Within the listing below, locate all lines containing the word "color". Copy each one.

Stored items from a collection:
_ _ _
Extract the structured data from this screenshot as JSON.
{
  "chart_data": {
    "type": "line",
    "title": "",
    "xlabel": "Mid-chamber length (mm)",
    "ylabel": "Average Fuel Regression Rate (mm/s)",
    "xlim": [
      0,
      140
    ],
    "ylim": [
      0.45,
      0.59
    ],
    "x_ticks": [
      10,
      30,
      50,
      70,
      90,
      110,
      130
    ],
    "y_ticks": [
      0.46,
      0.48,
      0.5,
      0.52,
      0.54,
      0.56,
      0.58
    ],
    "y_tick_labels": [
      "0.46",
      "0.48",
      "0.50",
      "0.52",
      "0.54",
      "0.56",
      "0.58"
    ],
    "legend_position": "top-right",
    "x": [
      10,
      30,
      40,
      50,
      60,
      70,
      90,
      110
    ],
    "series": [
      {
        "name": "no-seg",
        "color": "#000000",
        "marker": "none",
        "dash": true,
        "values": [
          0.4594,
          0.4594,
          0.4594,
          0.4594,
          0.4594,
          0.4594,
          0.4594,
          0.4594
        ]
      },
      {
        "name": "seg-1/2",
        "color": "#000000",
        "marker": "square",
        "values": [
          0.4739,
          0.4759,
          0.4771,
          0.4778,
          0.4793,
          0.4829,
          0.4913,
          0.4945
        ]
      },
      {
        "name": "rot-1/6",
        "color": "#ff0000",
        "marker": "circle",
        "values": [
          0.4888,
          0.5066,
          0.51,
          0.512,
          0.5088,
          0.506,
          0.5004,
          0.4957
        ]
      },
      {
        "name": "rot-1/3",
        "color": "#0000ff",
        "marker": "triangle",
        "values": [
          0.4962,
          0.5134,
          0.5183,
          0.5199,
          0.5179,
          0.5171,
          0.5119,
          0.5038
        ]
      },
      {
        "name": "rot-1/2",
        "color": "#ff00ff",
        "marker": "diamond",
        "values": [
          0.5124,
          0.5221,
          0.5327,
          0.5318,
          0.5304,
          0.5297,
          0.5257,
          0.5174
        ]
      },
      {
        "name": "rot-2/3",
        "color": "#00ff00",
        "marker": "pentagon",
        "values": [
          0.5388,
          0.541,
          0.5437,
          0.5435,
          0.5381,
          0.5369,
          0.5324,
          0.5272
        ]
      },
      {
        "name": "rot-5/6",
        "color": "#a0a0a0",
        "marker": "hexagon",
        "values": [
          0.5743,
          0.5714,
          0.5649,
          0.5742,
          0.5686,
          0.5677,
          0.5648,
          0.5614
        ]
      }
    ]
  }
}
_ _ _
Solved exercise:
        "color": "#000000",
        "color": "#000000",
        "color": "#ff0000",
        "color": "#0000ff",
        "color": "#ff00ff",
        "color": "#00ff00",
        "color": "#a0a0a0",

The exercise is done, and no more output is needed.